Transcribe all the entries word for word, skipping the pictures.

• RECORD EXTRACTS:
** begin **
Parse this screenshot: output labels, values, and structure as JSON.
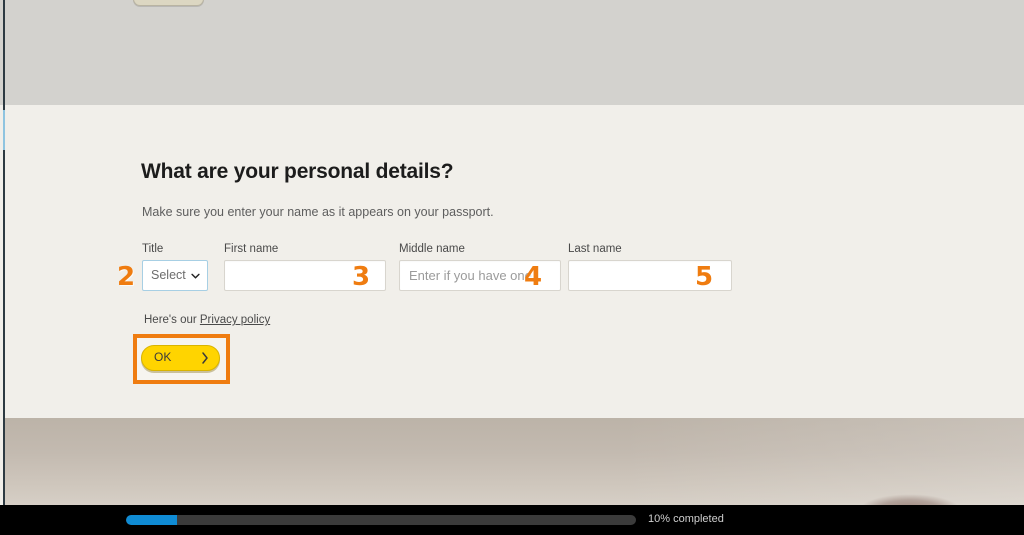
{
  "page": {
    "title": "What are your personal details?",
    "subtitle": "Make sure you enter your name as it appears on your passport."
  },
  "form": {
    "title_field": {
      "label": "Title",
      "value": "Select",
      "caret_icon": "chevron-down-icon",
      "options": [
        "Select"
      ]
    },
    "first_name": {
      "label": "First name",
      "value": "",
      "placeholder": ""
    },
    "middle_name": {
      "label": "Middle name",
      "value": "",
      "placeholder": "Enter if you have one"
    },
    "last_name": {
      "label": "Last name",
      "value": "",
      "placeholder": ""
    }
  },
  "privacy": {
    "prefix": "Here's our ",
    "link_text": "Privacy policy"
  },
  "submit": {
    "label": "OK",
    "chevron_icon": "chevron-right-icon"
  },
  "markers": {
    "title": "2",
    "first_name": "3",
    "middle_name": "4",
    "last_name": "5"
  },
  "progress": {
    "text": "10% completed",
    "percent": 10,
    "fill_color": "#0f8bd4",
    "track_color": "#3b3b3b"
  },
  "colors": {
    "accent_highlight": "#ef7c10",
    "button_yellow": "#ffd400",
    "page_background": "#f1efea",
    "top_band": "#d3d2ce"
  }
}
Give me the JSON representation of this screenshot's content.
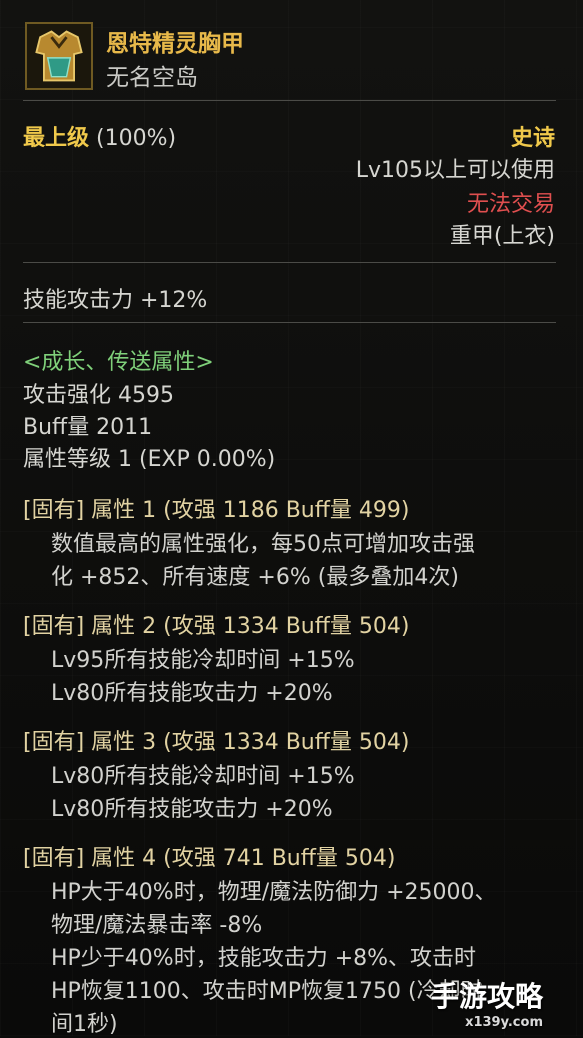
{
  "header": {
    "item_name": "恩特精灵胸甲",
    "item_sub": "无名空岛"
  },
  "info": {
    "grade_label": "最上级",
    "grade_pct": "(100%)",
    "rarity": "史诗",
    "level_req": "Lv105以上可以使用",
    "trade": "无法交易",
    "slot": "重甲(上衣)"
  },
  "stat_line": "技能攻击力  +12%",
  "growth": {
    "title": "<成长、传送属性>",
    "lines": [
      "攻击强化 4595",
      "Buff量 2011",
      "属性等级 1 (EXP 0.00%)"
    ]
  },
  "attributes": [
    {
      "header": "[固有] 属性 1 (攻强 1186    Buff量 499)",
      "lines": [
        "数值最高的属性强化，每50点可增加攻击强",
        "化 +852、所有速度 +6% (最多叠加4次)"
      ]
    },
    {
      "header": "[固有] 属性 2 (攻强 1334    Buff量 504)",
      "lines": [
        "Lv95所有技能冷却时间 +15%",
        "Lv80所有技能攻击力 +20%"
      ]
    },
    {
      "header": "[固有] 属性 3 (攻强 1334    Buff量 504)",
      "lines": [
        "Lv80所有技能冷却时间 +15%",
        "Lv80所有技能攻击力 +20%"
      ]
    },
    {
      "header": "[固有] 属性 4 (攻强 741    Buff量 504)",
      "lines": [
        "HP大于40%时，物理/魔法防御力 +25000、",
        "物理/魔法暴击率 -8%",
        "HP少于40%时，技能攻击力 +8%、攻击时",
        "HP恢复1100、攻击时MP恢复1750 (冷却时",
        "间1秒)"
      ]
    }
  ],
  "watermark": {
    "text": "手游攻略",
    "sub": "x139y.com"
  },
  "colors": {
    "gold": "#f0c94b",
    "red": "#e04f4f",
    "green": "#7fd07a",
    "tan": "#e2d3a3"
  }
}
** end **
• EXERCISE SOLUTION:
Parse this screenshot: output labels, values, and structure as JSON.
{
  "page": {
    "title": "What are your personal details?",
    "subtitle": "Make sure you enter your name as it appears on your passport."
  },
  "form": {
    "title_field": {
      "label": "Title",
      "value": "Select",
      "caret_icon": "chevron-down-icon",
      "options": [
        "Select"
      ]
    },
    "first_name": {
      "label": "First name",
      "value": "",
      "placeholder": ""
    },
    "middle_name": {
      "label": "Middle name",
      "value": "",
      "placeholder": "Enter if you have one"
    },
    "last_name": {
      "label": "Last name",
      "value": "",
      "placeholder": ""
    }
  },
  "privacy": {
    "prefix": "Here's our ",
    "link_text": "Privacy policy"
  },
  "submit": {
    "label": "OK",
    "chevron_icon": "chevron-right-icon"
  },
  "markers": {
    "title": "2",
    "first_name": "3",
    "middle_name": "4",
    "last_name": "5"
  },
  "progress": {
    "text": "10% completed",
    "percent": 10,
    "fill_color": "#0f8bd4",
    "track_color": "#3b3b3b"
  },
  "colors": {
    "accent_highlight": "#ef7c10",
    "button_yellow": "#ffd400",
    "page_background": "#f1efea",
    "top_band": "#d3d2ce"
  }
}
Give me the JSON representation of this screenshot's content.
{
  "header": {
    "item_name": "恩特精灵胸甲",
    "item_sub": "无名空岛"
  },
  "info": {
    "grade_label": "最上级",
    "grade_pct": "(100%)",
    "rarity": "史诗",
    "level_req": "Lv105以上可以使用",
    "trade": "无法交易",
    "slot": "重甲(上衣)"
  },
  "stat_line": "技能攻击力  +12%",
  "growth": {
    "title": "<成长、传送属性>",
    "lines": [
      "攻击强化 4595",
      "Buff量 2011",
      "属性等级 1 (EXP 0.00%)"
    ]
  },
  "attributes": [
    {
      "header": "[固有] 属性 1 (攻强 1186    Buff量 499)",
      "lines": [
        "数值最高的属性强化，每50点可增加攻击强",
        "化 +852、所有速度 +6% (最多叠加4次)"
      ]
    },
    {
      "header": "[固有] 属性 2 (攻强 1334    Buff量 504)",
      "lines": [
        "Lv95所有技能冷却时间 +15%",
        "Lv80所有技能攻击力 +20%"
      ]
    },
    {
      "header": "[固有] 属性 3 (攻强 1334    Buff量 504)",
      "lines": [
        "Lv80所有技能冷却时间 +15%",
        "Lv80所有技能攻击力 +20%"
      ]
    },
    {
      "header": "[固有] 属性 4 (攻强 741    Buff量 504)",
      "lines": [
        "HP大于40%时，物理/魔法防御力 +25000、",
        "物理/魔法暴击率 -8%",
        "HP少于40%时，技能攻击力 +8%、攻击时",
        "HP恢复1100、攻击时MP恢复1750 (冷却时",
        "间1秒)"
      ]
    }
  ],
  "watermark": {
    "text": "手游攻略",
    "sub": "x139y.com"
  },
  "colors": {
    "gold": "#f0c94b",
    "red": "#e04f4f",
    "green": "#7fd07a",
    "tan": "#e2d3a3"
  }
}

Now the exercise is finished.